**Exercise**
Locate the lines where "Cortex" occurs and copy them as they stand.

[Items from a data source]
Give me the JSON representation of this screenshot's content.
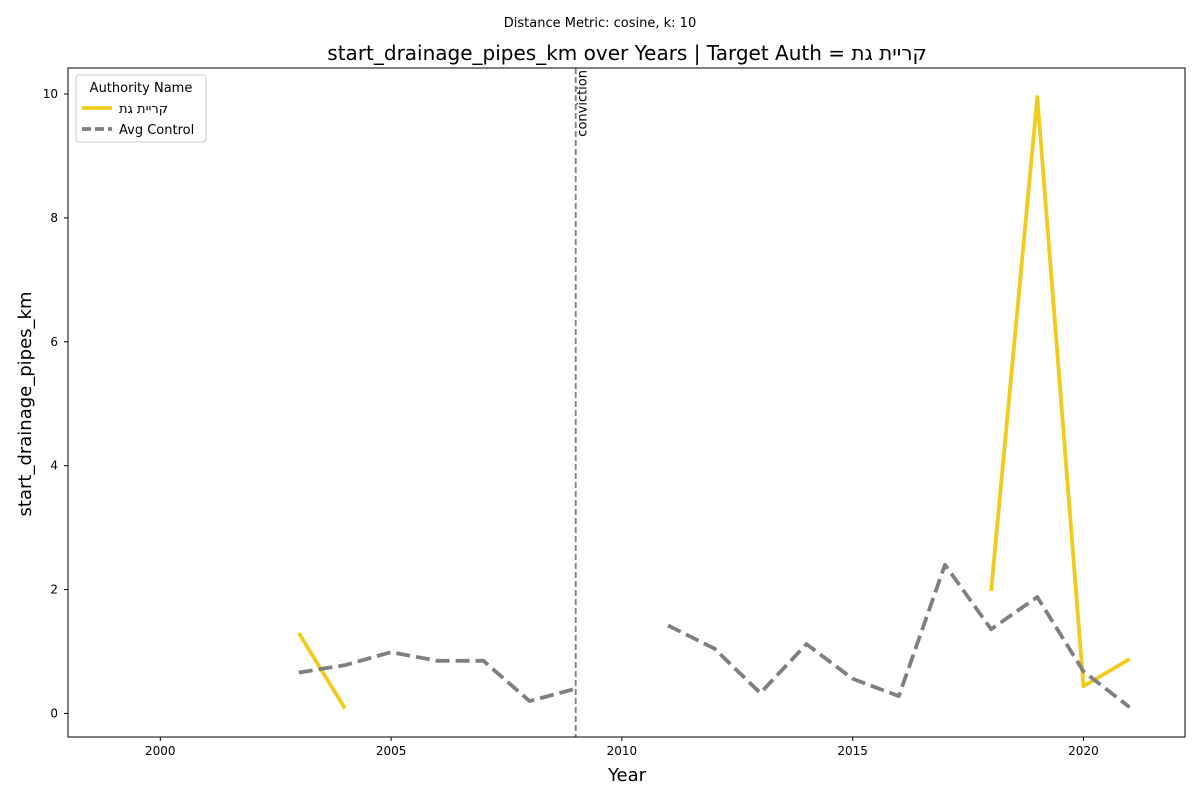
{
  "chart_data": {
    "type": "line",
    "suptitle": "Distance Metric: cosine, k: 10",
    "title": "start_drainage_pipes_km over Years | Target Auth = קריית גת",
    "xlabel": "Year",
    "ylabel": "start_drainage_pipes_km",
    "xlim": [
      1998,
      2022.2
    ],
    "ylim": [
      -0.38,
      10.42
    ],
    "xticks": [
      2000,
      2005,
      2010,
      2015,
      2020
    ],
    "yticks": [
      0,
      2,
      4,
      6,
      8,
      10
    ],
    "grid": false,
    "legend": {
      "title": "Authority Name",
      "placement": "top-left"
    },
    "annotations": [
      {
        "type": "vline",
        "x": 2009,
        "label": "conviction",
        "color": "#808080",
        "style": "dashed"
      }
    ],
    "series": [
      {
        "name": "קריית גת",
        "color": "#f2cc1c",
        "style": "solid",
        "segments": [
          {
            "x": [
              2003,
              2004
            ],
            "y": [
              1.3,
              0.08
            ]
          },
          {
            "x": [
              2018,
              2019,
              2020,
              2021
            ],
            "y": [
              1.98,
              9.95,
              0.44,
              0.88
            ]
          }
        ]
      },
      {
        "name": "Avg Control",
        "color": "#808080",
        "style": "dashed",
        "segments": [
          {
            "x": [
              2003,
              2004,
              2005,
              2006,
              2007,
              2008,
              2009
            ],
            "y": [
              0.66,
              0.78,
              0.99,
              0.85,
              0.85,
              0.2,
              0.4
            ]
          },
          {
            "x": [
              2011,
              2012,
              2013,
              2014,
              2015,
              2016,
              2017,
              2018,
              2019,
              2020,
              2021
            ],
            "y": [
              1.42,
              1.05,
              0.33,
              1.12,
              0.56,
              0.28,
              2.4,
              1.36,
              1.88,
              0.68,
              0.1
            ]
          }
        ]
      }
    ]
  }
}
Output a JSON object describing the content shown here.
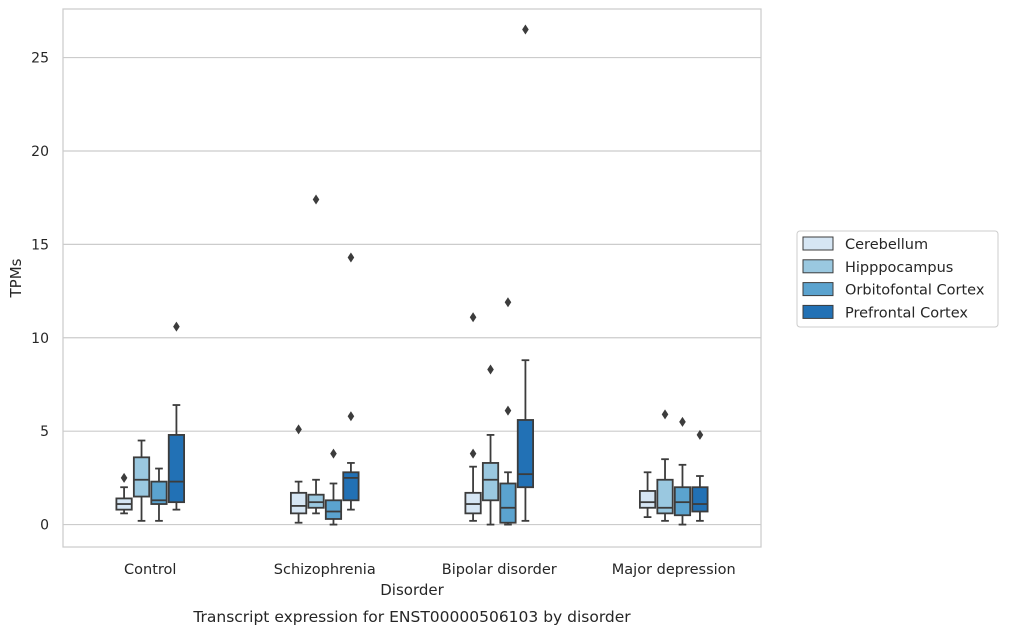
{
  "chart_data": {
    "type": "box",
    "xlabel": "Disorder",
    "ylabel": "TPMs",
    "caption": "Transcript expression for ENST00000506103 by disorder",
    "ylim": [
      -1.2,
      27.6
    ],
    "yticks": [
      0,
      5,
      10,
      15,
      20,
      25
    ],
    "grid": true,
    "legend_position": "right",
    "categories": [
      "Control",
      "Schizophrenia",
      "Bipolar disorder",
      "Major depression"
    ],
    "series": [
      {
        "name": "Cerebellum",
        "color": "#d6e6f4",
        "boxes": [
          {
            "whislo": 0.6,
            "q1": 0.8,
            "med": 1.1,
            "q3": 1.4,
            "whishi": 2.0,
            "fliers": [
              2.5
            ]
          },
          {
            "whislo": 0.1,
            "q1": 0.6,
            "med": 1.0,
            "q3": 1.7,
            "whishi": 2.3,
            "fliers": [
              5.1
            ]
          },
          {
            "whislo": 0.2,
            "q1": 0.6,
            "med": 1.1,
            "q3": 1.7,
            "whishi": 3.1,
            "fliers": [
              3.8,
              11.1
            ]
          },
          {
            "whislo": 0.4,
            "q1": 0.9,
            "med": 1.2,
            "q3": 1.8,
            "whishi": 2.8,
            "fliers": []
          }
        ]
      },
      {
        "name": "Hipppocampus",
        "color": "#9ac8e0",
        "boxes": [
          {
            "whislo": 0.2,
            "q1": 1.5,
            "med": 2.4,
            "q3": 3.6,
            "whishi": 4.5,
            "fliers": []
          },
          {
            "whislo": 0.6,
            "q1": 0.9,
            "med": 1.2,
            "q3": 1.6,
            "whishi": 2.4,
            "fliers": [
              17.4
            ]
          },
          {
            "whislo": 0.0,
            "q1": 1.3,
            "med": 2.4,
            "q3": 3.3,
            "whishi": 4.8,
            "fliers": [
              8.3
            ]
          },
          {
            "whislo": 0.2,
            "q1": 0.6,
            "med": 0.9,
            "q3": 2.4,
            "whishi": 3.5,
            "fliers": [
              5.9
            ]
          }
        ]
      },
      {
        "name": "Orbitofontal Cortex",
        "color": "#5ba3cf",
        "boxes": [
          {
            "whislo": 0.2,
            "q1": 1.1,
            "med": 1.3,
            "q3": 2.3,
            "whishi": 3.0,
            "fliers": []
          },
          {
            "whislo": 0.0,
            "q1": 0.3,
            "med": 0.7,
            "q3": 1.3,
            "whishi": 2.2,
            "fliers": [
              3.8
            ]
          },
          {
            "whislo": 0.0,
            "q1": 0.1,
            "med": 0.9,
            "q3": 2.2,
            "whishi": 2.8,
            "fliers": [
              6.1,
              11.9
            ]
          },
          {
            "whislo": 0.0,
            "q1": 0.5,
            "med": 1.2,
            "q3": 2.0,
            "whishi": 3.2,
            "fliers": [
              5.5
            ]
          }
        ]
      },
      {
        "name": "Prefrontal Cortex",
        "color": "#2271b5",
        "boxes": [
          {
            "whislo": 0.8,
            "q1": 1.2,
            "med": 2.3,
            "q3": 4.8,
            "whishi": 6.4,
            "fliers": [
              10.6
            ]
          },
          {
            "whislo": 0.8,
            "q1": 1.3,
            "med": 2.5,
            "q3": 2.8,
            "whishi": 3.3,
            "fliers": [
              5.8,
              14.3
            ]
          },
          {
            "whislo": 0.2,
            "q1": 2.0,
            "med": 2.7,
            "q3": 5.6,
            "whishi": 8.8,
            "fliers": [
              26.5
            ]
          },
          {
            "whislo": 0.2,
            "q1": 0.7,
            "med": 1.1,
            "q3": 2.0,
            "whishi": 2.6,
            "fliers": [
              4.8
            ]
          }
        ]
      }
    ]
  }
}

**Correct answer**
        "name": "Orbitofontal Cortex",
        "name": "Prefrontal Cortex",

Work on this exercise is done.